## [PROBLEM DETAILS]
Transcribe all of the material below word for word and leave out its pictures.

start RECORDS

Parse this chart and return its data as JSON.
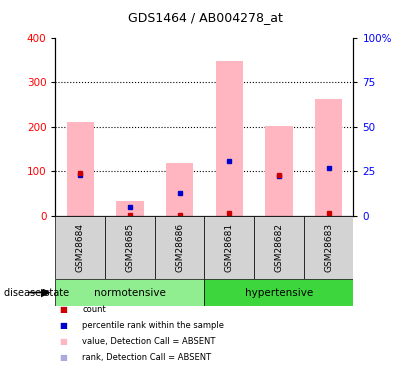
{
  "title": "GDS1464 / AB004278_at",
  "samples": [
    "GSM28684",
    "GSM28685",
    "GSM28686",
    "GSM28681",
    "GSM28682",
    "GSM28683"
  ],
  "group_info": [
    {
      "label": "normotensive",
      "start": 0,
      "end": 2,
      "color": "#90EE90"
    },
    {
      "label": "hypertensive",
      "start": 3,
      "end": 5,
      "color": "#3DD63D"
    }
  ],
  "pink_bar_values": [
    210,
    33,
    118,
    347,
    202,
    263
  ],
  "red_dot_values": [
    95,
    2,
    2,
    5,
    92,
    5
  ],
  "blue_dot_values": [
    92,
    20,
    50,
    122,
    90,
    107
  ],
  "ylim_left": [
    0,
    400
  ],
  "ylim_right": [
    0,
    100
  ],
  "yticks_left": [
    0,
    100,
    200,
    300,
    400
  ],
  "yticks_right": [
    0,
    25,
    50,
    75,
    100
  ],
  "yticklabels_right": [
    "0",
    "25",
    "50",
    "75",
    "100%"
  ],
  "grid_values": [
    100,
    200,
    300
  ],
  "bar_color_pink": "#FFB6C1",
  "dot_color_red": "#CC0000",
  "dot_color_blue": "#0000CC",
  "dot_color_lilac": "#AAAADD",
  "sample_bg_color": "#D3D3D3",
  "bar_width": 0.55,
  "legend_items": [
    {
      "label": "count",
      "color": "#CC0000",
      "lcolor": "#CC0000"
    },
    {
      "label": "percentile rank within the sample",
      "color": "#0000CC",
      "lcolor": "#0000CC"
    },
    {
      "label": "value, Detection Call = ABSENT",
      "color": "#FFB6C1",
      "lcolor": "#FFB6C1"
    },
    {
      "label": "rank, Detection Call = ABSENT",
      "color": "#AAAADD",
      "lcolor": "#AAAADD"
    }
  ]
}
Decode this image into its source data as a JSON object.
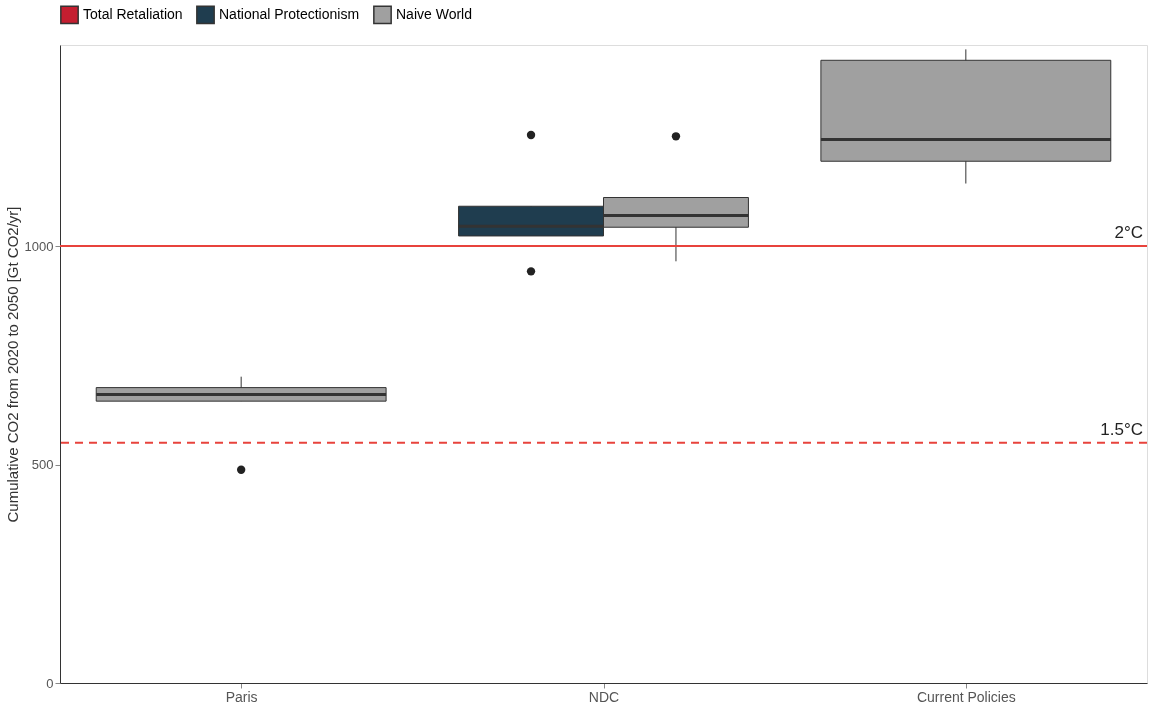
{
  "chart_data": {
    "type": "box",
    "ylabel": "Cumulative CO2 from 2020 to 2050 [Gt CO2/yr]",
    "categories": [
      "Paris",
      "NDC",
      "Current Policies"
    ],
    "series": [
      {
        "name": "Total Retaliation",
        "color": "#c41e30",
        "boxes": [
          null,
          null,
          null
        ]
      },
      {
        "name": "National Protectionism",
        "color": "#1f3d4f",
        "boxes": [
          null,
          {
            "low": 1023,
            "q1": 1023,
            "median": 1045,
            "q3": 1091,
            "high": 1091,
            "outliers": [
              1254,
              942
            ]
          },
          null
        ]
      },
      {
        "name": "Naive World",
        "color": "#a0a0a0",
        "boxes": [
          {
            "low": 645,
            "q1": 645,
            "median": 660,
            "q3": 676,
            "high": 701,
            "outliers": [
              488
            ]
          },
          {
            "low": 965,
            "q1": 1043,
            "median": 1070,
            "q3": 1111,
            "high": 1111,
            "outliers": [
              1251
            ]
          },
          {
            "low": 1143,
            "q1": 1194,
            "median": 1244,
            "q3": 1425,
            "high": 1450
          }
        ]
      }
    ],
    "ylim": [
      0,
      1460
    ],
    "yticks": [
      0,
      500,
      1000
    ],
    "ref_lines": [
      {
        "axis": "y",
        "value": 1000,
        "label": "2°C",
        "color": "#e8433c",
        "line_style": "solid"
      },
      {
        "axis": "y",
        "value": 550,
        "label": "1.5°C",
        "color": "#e8433c",
        "line_style": "dashed"
      }
    ],
    "grid": false,
    "legend": "top"
  }
}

end RECORDS

## [RESPONSE FOR THIS EXERCISE]
Parse this chart and return its data as JSON.
{
  "title": "GDS1464 / AB004278_at",
  "samples": [
    "GSM28684",
    "GSM28685",
    "GSM28686",
    "GSM28681",
    "GSM28682",
    "GSM28683"
  ],
  "group_info": [
    {
      "label": "normotensive",
      "start": 0,
      "end": 2,
      "color": "#90EE90"
    },
    {
      "label": "hypertensive",
      "start": 3,
      "end": 5,
      "color": "#3DD63D"
    }
  ],
  "pink_bar_values": [
    210,
    33,
    118,
    347,
    202,
    263
  ],
  "red_dot_values": [
    95,
    2,
    2,
    5,
    92,
    5
  ],
  "blue_dot_values": [
    92,
    20,
    50,
    122,
    90,
    107
  ],
  "ylim_left": [
    0,
    400
  ],
  "ylim_right": [
    0,
    100
  ],
  "yticks_left": [
    0,
    100,
    200,
    300,
    400
  ],
  "yticks_right": [
    0,
    25,
    50,
    75,
    100
  ],
  "yticklabels_right": [
    "0",
    "25",
    "50",
    "75",
    "100%"
  ],
  "grid_values": [
    100,
    200,
    300
  ],
  "bar_color_pink": "#FFB6C1",
  "dot_color_red": "#CC0000",
  "dot_color_blue": "#0000CC",
  "dot_color_lilac": "#AAAADD",
  "sample_bg_color": "#D3D3D3",
  "bar_width": 0.55,
  "legend_items": [
    {
      "label": "count",
      "color": "#CC0000",
      "lcolor": "#CC0000"
    },
    {
      "label": "percentile rank within the sample",
      "color": "#0000CC",
      "lcolor": "#0000CC"
    },
    {
      "label": "value, Detection Call = ABSENT",
      "color": "#FFB6C1",
      "lcolor": "#FFB6C1"
    },
    {
      "label": "rank, Detection Call = ABSENT",
      "color": "#AAAADD",
      "lcolor": "#AAAADD"
    }
  ]
}
Decode this image into its source data as a JSON object.
{
  "chart_data": {
    "type": "box",
    "ylabel": "Cumulative CO2 from 2020 to 2050 [Gt CO2/yr]",
    "categories": [
      "Paris",
      "NDC",
      "Current Policies"
    ],
    "series": [
      {
        "name": "Total Retaliation",
        "color": "#c41e30",
        "boxes": [
          null,
          null,
          null
        ]
      },
      {
        "name": "National Protectionism",
        "color": "#1f3d4f",
        "boxes": [
          null,
          {
            "low": 1023,
            "q1": 1023,
            "median": 1045,
            "q3": 1091,
            "high": 1091,
            "outliers": [
              1254,
              942
            ]
          },
          null
        ]
      },
      {
        "name": "Naive World",
        "color": "#a0a0a0",
        "boxes": [
          {
            "low": 645,
            "q1": 645,
            "median": 660,
            "q3": 676,
            "high": 701,
            "outliers": [
              488
            ]
          },
          {
            "low": 965,
            "q1": 1043,
            "median": 1070,
            "q3": 1111,
            "high": 1111,
            "outliers": [
              1251
            ]
          },
          {
            "low": 1143,
            "q1": 1194,
            "median": 1244,
            "q3": 1425,
            "high": 1450
          }
        ]
      }
    ],
    "ylim": [
      0,
      1460
    ],
    "yticks": [
      0,
      500,
      1000
    ],
    "ref_lines": [
      {
        "axis": "y",
        "value": 1000,
        "label": "2°C",
        "color": "#e8433c",
        "line_style": "solid"
      },
      {
        "axis": "y",
        "value": 550,
        "label": "1.5°C",
        "color": "#e8433c",
        "line_style": "dashed"
      }
    ],
    "grid": false,
    "legend": "top"
  }
}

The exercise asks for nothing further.